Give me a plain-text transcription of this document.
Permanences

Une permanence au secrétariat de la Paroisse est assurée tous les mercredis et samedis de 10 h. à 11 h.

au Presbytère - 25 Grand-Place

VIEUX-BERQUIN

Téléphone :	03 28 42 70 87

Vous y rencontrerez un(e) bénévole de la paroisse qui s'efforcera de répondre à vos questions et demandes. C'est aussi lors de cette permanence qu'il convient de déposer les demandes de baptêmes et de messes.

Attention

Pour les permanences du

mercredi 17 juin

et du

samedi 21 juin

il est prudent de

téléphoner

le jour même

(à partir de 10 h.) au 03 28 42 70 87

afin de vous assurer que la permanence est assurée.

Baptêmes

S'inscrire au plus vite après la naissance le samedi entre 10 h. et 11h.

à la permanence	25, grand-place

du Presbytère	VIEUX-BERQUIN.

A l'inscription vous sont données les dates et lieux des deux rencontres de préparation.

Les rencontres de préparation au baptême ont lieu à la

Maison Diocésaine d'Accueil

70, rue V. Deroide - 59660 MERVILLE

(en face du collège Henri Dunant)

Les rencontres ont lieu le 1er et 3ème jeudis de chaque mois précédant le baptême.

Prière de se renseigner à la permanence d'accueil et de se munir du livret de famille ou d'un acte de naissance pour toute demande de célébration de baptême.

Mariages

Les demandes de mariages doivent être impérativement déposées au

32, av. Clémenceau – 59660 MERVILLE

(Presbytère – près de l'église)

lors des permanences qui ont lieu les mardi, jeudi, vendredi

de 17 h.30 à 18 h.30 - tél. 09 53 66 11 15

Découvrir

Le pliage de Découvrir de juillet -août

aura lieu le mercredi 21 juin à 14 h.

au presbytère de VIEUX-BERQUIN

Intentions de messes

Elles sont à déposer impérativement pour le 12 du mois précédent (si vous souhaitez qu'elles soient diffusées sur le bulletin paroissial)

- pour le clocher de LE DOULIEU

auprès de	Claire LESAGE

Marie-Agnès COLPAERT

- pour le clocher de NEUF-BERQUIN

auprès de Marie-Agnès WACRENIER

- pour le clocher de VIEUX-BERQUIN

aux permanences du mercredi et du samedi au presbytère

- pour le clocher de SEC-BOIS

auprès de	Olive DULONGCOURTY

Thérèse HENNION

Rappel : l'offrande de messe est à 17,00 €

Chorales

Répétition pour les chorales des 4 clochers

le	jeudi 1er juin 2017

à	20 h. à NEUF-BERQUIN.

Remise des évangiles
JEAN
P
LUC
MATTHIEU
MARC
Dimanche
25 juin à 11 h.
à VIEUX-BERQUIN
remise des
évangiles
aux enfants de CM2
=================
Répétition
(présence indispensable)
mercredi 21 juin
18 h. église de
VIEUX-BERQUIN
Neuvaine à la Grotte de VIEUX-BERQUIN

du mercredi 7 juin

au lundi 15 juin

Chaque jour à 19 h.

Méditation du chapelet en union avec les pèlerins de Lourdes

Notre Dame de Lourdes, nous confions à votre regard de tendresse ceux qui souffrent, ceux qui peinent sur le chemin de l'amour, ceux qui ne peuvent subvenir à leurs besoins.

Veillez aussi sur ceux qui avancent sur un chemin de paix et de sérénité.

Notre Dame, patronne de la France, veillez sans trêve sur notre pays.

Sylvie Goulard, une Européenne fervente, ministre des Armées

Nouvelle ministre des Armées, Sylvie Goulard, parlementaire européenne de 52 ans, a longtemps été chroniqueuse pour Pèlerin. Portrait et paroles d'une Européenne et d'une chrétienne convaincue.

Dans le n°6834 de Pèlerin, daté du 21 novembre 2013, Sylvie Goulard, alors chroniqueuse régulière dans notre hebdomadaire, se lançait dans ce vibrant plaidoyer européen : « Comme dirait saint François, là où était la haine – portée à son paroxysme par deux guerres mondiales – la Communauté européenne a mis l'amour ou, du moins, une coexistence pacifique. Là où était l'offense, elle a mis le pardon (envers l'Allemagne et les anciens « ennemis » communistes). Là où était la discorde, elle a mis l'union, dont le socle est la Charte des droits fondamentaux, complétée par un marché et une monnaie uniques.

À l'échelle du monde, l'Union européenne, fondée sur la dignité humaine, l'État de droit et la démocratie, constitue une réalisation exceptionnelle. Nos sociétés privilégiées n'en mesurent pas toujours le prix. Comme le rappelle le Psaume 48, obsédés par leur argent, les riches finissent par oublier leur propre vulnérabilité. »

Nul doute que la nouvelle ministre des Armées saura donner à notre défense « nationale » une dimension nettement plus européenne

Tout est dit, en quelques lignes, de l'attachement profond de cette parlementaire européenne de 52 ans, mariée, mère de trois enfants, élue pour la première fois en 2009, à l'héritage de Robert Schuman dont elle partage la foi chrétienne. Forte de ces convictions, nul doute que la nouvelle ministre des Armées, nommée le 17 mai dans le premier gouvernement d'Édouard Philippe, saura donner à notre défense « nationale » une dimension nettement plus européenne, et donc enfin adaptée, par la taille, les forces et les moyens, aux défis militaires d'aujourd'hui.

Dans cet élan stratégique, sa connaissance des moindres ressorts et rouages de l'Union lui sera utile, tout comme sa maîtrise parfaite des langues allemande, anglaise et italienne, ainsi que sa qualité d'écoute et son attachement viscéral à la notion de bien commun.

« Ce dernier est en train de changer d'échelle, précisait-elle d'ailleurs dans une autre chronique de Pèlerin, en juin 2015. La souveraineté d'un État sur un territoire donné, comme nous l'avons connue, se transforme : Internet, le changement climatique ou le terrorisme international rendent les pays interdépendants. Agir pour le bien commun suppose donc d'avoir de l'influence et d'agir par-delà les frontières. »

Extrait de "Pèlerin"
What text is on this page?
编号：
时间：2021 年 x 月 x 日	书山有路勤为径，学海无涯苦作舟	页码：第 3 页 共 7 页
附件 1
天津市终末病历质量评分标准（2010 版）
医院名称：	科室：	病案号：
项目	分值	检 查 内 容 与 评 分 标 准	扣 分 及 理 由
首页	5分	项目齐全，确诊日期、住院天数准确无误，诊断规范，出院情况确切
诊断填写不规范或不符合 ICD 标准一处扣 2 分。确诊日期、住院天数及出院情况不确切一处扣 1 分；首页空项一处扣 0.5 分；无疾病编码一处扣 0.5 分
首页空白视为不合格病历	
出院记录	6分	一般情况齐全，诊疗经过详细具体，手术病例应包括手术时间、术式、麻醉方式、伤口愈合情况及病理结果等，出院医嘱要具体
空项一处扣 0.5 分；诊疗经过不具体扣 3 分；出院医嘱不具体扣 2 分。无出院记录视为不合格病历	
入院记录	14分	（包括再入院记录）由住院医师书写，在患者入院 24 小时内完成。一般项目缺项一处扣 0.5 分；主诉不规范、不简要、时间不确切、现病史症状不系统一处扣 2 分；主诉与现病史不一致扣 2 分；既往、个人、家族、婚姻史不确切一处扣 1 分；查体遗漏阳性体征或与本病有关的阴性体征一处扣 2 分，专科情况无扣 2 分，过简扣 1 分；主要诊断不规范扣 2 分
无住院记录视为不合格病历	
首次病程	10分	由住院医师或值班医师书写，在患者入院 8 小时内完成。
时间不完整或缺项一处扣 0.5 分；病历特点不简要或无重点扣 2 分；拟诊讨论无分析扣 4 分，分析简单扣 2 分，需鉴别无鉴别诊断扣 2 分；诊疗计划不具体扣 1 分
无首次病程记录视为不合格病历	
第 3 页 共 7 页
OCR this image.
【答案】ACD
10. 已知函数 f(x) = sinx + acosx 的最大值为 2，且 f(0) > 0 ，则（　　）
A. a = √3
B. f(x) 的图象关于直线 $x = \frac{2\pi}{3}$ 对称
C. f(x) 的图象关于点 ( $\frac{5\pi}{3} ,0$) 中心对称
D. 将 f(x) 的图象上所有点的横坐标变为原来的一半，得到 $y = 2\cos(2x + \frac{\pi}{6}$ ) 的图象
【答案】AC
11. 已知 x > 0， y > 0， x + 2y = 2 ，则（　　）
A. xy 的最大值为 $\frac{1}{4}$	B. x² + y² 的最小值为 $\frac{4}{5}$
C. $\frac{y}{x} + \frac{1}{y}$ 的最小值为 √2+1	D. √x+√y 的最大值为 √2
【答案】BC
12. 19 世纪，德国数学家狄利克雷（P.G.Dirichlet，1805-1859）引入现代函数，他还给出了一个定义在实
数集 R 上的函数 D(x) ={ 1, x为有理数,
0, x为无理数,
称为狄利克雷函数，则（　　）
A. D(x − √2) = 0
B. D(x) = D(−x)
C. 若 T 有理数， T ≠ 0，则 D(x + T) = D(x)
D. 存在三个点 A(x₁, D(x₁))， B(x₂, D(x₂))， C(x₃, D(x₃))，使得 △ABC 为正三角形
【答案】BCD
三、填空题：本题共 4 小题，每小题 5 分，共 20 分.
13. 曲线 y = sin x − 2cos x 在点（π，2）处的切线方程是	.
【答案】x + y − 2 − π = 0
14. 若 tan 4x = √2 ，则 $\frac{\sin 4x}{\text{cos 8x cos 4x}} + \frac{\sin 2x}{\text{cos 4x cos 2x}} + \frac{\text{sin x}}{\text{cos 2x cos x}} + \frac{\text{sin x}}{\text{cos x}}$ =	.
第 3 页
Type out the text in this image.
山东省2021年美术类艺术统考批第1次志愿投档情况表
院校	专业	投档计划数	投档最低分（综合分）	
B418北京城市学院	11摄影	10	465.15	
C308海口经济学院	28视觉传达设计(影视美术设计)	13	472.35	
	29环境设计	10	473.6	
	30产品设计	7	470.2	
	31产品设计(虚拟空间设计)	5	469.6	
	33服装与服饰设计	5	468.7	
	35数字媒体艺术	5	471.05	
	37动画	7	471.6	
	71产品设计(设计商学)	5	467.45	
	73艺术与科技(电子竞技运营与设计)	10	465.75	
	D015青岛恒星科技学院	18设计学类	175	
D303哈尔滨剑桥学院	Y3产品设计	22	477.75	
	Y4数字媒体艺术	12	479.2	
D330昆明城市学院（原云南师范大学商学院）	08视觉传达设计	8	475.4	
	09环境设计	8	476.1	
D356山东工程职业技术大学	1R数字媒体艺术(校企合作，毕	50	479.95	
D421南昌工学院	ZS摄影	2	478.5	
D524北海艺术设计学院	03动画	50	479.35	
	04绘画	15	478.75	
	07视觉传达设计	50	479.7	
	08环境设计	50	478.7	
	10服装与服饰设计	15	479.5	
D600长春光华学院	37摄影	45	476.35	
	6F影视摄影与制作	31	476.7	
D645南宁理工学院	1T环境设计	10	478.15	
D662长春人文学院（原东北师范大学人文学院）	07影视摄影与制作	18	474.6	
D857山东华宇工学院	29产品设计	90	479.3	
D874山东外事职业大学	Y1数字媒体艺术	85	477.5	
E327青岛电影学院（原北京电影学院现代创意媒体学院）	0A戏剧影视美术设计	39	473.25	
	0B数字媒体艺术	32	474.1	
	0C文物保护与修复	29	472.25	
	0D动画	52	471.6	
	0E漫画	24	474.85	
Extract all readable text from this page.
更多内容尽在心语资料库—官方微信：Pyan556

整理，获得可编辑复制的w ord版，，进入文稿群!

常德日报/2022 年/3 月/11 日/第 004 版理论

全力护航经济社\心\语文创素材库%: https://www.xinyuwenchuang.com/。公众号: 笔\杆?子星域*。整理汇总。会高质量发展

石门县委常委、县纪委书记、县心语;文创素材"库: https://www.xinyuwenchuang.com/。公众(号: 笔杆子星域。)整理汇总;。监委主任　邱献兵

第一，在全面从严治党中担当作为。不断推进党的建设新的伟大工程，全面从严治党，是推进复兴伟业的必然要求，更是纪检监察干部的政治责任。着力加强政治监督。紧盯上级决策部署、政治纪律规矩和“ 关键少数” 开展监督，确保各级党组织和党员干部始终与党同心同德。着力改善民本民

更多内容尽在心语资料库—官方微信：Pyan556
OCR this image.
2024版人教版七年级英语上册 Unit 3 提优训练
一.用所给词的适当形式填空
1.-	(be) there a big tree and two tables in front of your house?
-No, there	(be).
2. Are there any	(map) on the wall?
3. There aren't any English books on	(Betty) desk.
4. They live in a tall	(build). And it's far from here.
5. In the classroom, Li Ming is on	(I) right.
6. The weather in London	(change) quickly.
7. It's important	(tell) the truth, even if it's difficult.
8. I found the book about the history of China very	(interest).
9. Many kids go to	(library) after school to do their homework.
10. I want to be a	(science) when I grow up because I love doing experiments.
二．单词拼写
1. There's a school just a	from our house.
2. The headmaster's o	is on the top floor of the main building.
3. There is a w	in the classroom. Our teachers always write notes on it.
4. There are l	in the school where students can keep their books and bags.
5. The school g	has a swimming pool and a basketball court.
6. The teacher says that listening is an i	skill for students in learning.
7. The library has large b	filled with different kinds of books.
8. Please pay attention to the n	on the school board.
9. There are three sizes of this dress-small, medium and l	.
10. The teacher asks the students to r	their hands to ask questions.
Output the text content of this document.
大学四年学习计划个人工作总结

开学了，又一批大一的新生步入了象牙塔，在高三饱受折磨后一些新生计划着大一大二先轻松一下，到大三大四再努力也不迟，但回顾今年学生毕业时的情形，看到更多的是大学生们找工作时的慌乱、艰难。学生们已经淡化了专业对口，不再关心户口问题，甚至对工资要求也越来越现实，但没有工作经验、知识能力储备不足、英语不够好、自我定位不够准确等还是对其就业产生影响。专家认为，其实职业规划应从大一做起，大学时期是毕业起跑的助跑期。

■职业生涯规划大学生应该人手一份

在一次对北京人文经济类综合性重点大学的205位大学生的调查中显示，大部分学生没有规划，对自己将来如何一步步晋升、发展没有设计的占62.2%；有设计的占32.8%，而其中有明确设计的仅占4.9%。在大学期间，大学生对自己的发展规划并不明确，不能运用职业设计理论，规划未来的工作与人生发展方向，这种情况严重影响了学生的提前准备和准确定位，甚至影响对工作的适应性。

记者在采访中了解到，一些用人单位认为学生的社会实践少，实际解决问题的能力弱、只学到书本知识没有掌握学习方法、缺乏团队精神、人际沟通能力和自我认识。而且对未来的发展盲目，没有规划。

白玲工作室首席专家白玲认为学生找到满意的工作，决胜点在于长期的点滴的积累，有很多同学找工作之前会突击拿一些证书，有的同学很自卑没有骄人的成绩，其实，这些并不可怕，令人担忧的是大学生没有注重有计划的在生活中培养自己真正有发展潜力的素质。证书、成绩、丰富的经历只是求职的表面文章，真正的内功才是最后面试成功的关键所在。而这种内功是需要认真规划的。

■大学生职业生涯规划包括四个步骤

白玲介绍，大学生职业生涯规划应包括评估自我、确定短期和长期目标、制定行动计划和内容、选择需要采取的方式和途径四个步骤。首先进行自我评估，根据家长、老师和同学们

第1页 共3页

..............................

◆ AIM
How many lines of these entries hold the string "Répétition"? Answer with the number alone.

◆ RESULT OF THE EXERCISE
2